* Start Input *

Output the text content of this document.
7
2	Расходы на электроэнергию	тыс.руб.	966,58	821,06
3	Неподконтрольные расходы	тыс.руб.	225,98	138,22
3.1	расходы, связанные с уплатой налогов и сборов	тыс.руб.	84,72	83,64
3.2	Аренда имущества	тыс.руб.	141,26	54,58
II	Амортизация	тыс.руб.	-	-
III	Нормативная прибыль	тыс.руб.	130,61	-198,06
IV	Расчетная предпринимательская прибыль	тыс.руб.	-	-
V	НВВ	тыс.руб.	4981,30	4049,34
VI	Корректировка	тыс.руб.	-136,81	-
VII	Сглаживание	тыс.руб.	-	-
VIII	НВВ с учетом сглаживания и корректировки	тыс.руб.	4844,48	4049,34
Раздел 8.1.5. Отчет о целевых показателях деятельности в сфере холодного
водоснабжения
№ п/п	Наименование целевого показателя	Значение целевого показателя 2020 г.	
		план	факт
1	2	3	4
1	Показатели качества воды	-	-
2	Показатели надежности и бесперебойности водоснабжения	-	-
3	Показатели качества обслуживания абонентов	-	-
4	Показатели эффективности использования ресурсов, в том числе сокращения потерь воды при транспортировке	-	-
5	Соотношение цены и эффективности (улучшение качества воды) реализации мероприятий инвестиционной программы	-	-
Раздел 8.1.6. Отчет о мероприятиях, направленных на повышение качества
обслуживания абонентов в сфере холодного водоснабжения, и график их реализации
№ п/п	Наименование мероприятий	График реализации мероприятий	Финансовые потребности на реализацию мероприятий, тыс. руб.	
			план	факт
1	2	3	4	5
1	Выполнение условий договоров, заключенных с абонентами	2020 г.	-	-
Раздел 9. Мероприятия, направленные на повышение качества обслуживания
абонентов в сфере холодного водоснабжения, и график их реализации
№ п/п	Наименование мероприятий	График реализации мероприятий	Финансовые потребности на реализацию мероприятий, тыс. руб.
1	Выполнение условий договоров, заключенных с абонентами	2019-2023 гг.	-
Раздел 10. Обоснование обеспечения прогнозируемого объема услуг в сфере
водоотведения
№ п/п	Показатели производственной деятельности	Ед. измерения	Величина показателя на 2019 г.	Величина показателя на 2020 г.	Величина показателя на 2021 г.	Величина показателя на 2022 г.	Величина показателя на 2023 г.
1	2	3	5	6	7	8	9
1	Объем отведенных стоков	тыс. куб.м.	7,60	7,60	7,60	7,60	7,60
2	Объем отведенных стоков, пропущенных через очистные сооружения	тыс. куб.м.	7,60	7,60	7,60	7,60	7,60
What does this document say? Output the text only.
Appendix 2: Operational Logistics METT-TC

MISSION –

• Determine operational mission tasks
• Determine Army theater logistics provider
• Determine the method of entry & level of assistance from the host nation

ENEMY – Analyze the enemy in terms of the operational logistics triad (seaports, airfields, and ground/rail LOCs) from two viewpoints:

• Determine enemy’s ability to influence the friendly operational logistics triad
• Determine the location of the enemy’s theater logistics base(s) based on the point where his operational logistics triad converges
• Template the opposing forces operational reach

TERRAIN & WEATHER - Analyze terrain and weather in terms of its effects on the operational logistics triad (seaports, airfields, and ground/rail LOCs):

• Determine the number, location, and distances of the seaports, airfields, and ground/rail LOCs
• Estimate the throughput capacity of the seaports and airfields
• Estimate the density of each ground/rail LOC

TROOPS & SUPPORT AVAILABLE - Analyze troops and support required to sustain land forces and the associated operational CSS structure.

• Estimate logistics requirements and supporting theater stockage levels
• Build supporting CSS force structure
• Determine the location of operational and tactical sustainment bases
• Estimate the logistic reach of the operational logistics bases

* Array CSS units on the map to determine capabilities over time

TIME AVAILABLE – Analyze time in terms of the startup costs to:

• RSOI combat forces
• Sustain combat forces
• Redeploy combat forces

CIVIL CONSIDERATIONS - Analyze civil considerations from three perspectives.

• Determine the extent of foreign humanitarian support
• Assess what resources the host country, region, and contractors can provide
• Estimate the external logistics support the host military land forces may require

* End Input *

**The exercise**
Each entry above is to be quoted exactly.

**The response**
Output the text content of this document.
7
2	Расходы на электроэнергию	тыс.руб.	966,58	821,06
3	Неподконтрольные расходы	тыс.руб.	225,98	138,22
3.1	расходы, связанные с уплатой налогов и сборов	тыс.руб.	84,72	83,64
3.2	Аренда имущества	тыс.руб.	141,26	54,58
II	Амортизация	тыс.руб.	-	-
III	Нормативная прибыль	тыс.руб.	130,61	-198,06
IV	Расчетная предпринимательская прибыль	тыс.руб.	-	-
V	НВВ	тыс.руб.	4981,30	4049,34
VI	Корректировка	тыс.руб.	-136,81	-
VII	Сглаживание	тыс.руб.	-	-
VIII	НВВ с учетом сглаживания и корректировки	тыс.руб.	4844,48	4049,34
Раздел 8.1.5. Отчет о целевых показателях деятельности в сфере холодного
водоснабжения
№ п/п	Наименование целевого показателя	Значение целевого показателя 2020 г.	
		план	факт
1	2	3	4
1	Показатели качества воды	-	-
2	Показатели надежности и бесперебойности водоснабжения	-	-
3	Показатели качества обслуживания абонентов	-	-
4	Показатели эффективности использования ресурсов, в том числе сокращения потерь воды при транспортировке	-	-
5	Соотношение цены и эффективности (улучшение качества воды) реализации мероприятий инвестиционной программы	-	-
Раздел 8.1.6. Отчет о мероприятиях, направленных на повышение качества
обслуживания абонентов в сфере холодного водоснабжения, и график их реализации
№ п/п	Наименование мероприятий	График реализации мероприятий	Финансовые потребности на реализацию мероприятий, тыс. руб.	
			план	факт
1	2	3	4	5
1	Выполнение условий договоров, заключенных с абонентами	2020 г.	-	-
Раздел 9. Мероприятия, направленные на повышение качества обслуживания
абонентов в сфере холодного водоснабжения, и график их реализации
№ п/п	Наименование мероприятий	График реализации мероприятий	Финансовые потребности на реализацию мероприятий, тыс. руб.
1	Выполнение условий договоров, заключенных с абонентами	2019-2023 гг.	-
Раздел 10. Обоснование обеспечения прогнозируемого объема услуг в сфере
водоотведения
№ п/п	Показатели производственной деятельности	Ед. измерения	Величина показателя на 2019 г.	Величина показателя на 2020 г.	Величина показателя на 2021 г.	Величина показателя на 2022 г.	Величина показателя на 2023 г.
1	2	3	5	6	7	8	9
1	Объем отведенных стоков	тыс. куб.м.	7,60	7,60	7,60	7,60	7,60
2	Объем отведенных стоков, пропущенных через очистные сооружения	тыс. куб.м.	7,60	7,60	7,60	7,60	7,60
What does this document say? Output the text only.
Appendix 2: Operational Logistics METT-TC

MISSION –

• Determine operational mission tasks
• Determine Army theater logistics provider
• Determine the method of entry & level of assistance from the host nation

ENEMY – Analyze the enemy in terms of the operational logistics triad (seaports, airfields, and ground/rail LOCs) from two viewpoints:

• Determine enemy’s ability to influence the friendly operational logistics triad
• Determine the location of the enemy’s theater logistics base(s) based on the point where his operational logistics triad converges
• Template the opposing forces operational reach

TERRAIN & WEATHER - Analyze terrain and weather in terms of its effects on the operational logistics triad (seaports, airfields, and ground/rail LOCs):

• Determine the number, location, and distances of the seaports, airfields, and ground/rail LOCs
• Estimate the throughput capacity of the seaports and airfields
• Estimate the density of each ground/rail LOC

TROOPS & SUPPORT AVAILABLE - Analyze troops and support required to sustain land forces and the associated operational CSS structure.

• Estimate logistics requirements and supporting theater stockage levels
• Build supporting CSS force structure
• Determine the location of operational and tactical sustainment bases
• Estimate the logistic reach of the operational logistics bases

* Array CSS units on the map to determine capabilities over time

TIME AVAILABLE – Analyze time in terms of the startup costs to:

• RSOI combat forces
• Sustain combat forces
• Redeploy combat forces

CIVIL CONSIDERATIONS - Analyze civil considerations from three perspectives.

• Determine the extent of foreign humanitarian support
• Assess what resources the host country, region, and contractors can provide
• Estimate the external logistics support the host military land forces may require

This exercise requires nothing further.